TASK GOAL
Return all of the entries word for word, but omit the pictures they contain.

DATASET ENTRIES
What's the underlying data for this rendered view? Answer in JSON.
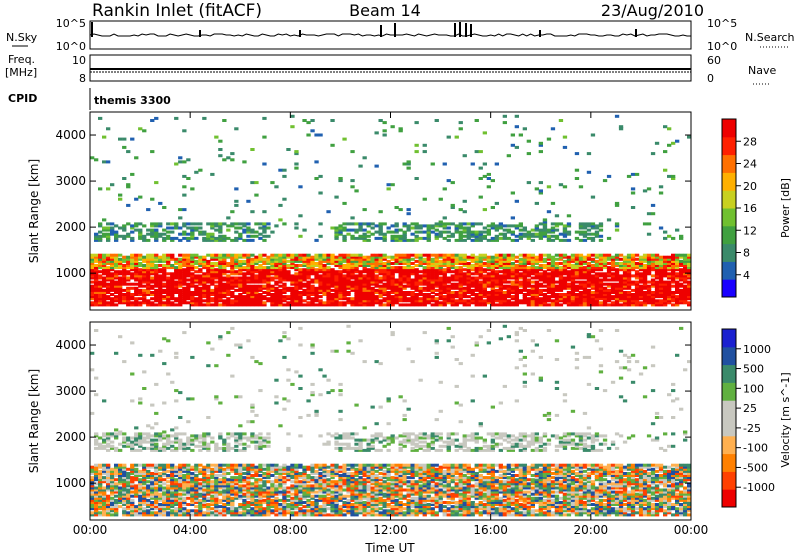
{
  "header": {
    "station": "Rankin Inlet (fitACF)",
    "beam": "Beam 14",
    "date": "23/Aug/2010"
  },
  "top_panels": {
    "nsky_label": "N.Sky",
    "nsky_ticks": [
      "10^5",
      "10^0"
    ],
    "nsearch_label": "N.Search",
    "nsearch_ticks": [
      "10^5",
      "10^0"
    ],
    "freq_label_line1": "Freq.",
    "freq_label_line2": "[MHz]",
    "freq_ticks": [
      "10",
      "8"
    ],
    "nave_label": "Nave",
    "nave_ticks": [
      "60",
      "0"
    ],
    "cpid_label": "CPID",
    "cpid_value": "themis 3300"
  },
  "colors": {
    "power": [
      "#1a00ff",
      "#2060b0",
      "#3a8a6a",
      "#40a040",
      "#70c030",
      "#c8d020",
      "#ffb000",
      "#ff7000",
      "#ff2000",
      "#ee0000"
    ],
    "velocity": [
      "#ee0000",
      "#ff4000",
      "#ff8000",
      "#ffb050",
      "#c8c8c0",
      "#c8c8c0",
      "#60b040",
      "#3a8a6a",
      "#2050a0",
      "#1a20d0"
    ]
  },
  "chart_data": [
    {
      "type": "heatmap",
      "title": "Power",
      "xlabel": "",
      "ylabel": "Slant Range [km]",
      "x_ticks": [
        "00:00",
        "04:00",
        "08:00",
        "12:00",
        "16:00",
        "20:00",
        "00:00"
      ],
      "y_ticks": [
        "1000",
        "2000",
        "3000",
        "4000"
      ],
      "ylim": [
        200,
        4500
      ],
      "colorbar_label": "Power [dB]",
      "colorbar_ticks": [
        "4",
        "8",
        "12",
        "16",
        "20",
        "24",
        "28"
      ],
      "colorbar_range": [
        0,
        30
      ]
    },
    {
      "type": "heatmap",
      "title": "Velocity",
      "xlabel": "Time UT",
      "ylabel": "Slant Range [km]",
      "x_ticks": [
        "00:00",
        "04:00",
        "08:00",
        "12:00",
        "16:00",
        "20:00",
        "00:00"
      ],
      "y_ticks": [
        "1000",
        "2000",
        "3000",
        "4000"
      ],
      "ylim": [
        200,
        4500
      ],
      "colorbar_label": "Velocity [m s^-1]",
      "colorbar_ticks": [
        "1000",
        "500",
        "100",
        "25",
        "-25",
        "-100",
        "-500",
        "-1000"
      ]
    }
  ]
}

SOLUTION TO THIS PROBLEM
What's the underlying data for this rendered view? Answer in JSON.
{
  "header": {
    "station": "Rankin Inlet (fitACF)",
    "beam": "Beam 14",
    "date": "23/Aug/2010"
  },
  "top_panels": {
    "nsky_label": "N.Sky",
    "nsky_ticks": [
      "10^5",
      "10^0"
    ],
    "nsearch_label": "N.Search",
    "nsearch_ticks": [
      "10^5",
      "10^0"
    ],
    "freq_label_line1": "Freq.",
    "freq_label_line2": "[MHz]",
    "freq_ticks": [
      "10",
      "8"
    ],
    "nave_label": "Nave",
    "nave_ticks": [
      "60",
      "0"
    ],
    "cpid_label": "CPID",
    "cpid_value": "themis 3300"
  },
  "colors": {
    "power": [
      "#1a00ff",
      "#2060b0",
      "#3a8a6a",
      "#40a040",
      "#70c030",
      "#c8d020",
      "#ffb000",
      "#ff7000",
      "#ff2000",
      "#ee0000"
    ],
    "velocity": [
      "#ee0000",
      "#ff4000",
      "#ff8000",
      "#ffb050",
      "#c8c8c0",
      "#c8c8c0",
      "#60b040",
      "#3a8a6a",
      "#2050a0",
      "#1a20d0"
    ]
  },
  "chart_data": [
    {
      "type": "heatmap",
      "title": "Power",
      "xlabel": "",
      "ylabel": "Slant Range [km]",
      "x_ticks": [
        "00:00",
        "04:00",
        "08:00",
        "12:00",
        "16:00",
        "20:00",
        "00:00"
      ],
      "y_ticks": [
        "1000",
        "2000",
        "3000",
        "4000"
      ],
      "ylim": [
        200,
        4500
      ],
      "colorbar_label": "Power [dB]",
      "colorbar_ticks": [
        "4",
        "8",
        "12",
        "16",
        "20",
        "24",
        "28"
      ],
      "colorbar_range": [
        0,
        30
      ]
    },
    {
      "type": "heatmap",
      "title": "Velocity",
      "xlabel": "Time UT",
      "ylabel": "Slant Range [km]",
      "x_ticks": [
        "00:00",
        "04:00",
        "08:00",
        "12:00",
        "16:00",
        "20:00",
        "00:00"
      ],
      "y_ticks": [
        "1000",
        "2000",
        "3000",
        "4000"
      ],
      "ylim": [
        200,
        4500
      ],
      "colorbar_label": "Velocity [m s^-1]",
      "colorbar_ticks": [
        "1000",
        "500",
        "100",
        "25",
        "-25",
        "-100",
        "-500",
        "-1000"
      ]
    }
  ]
}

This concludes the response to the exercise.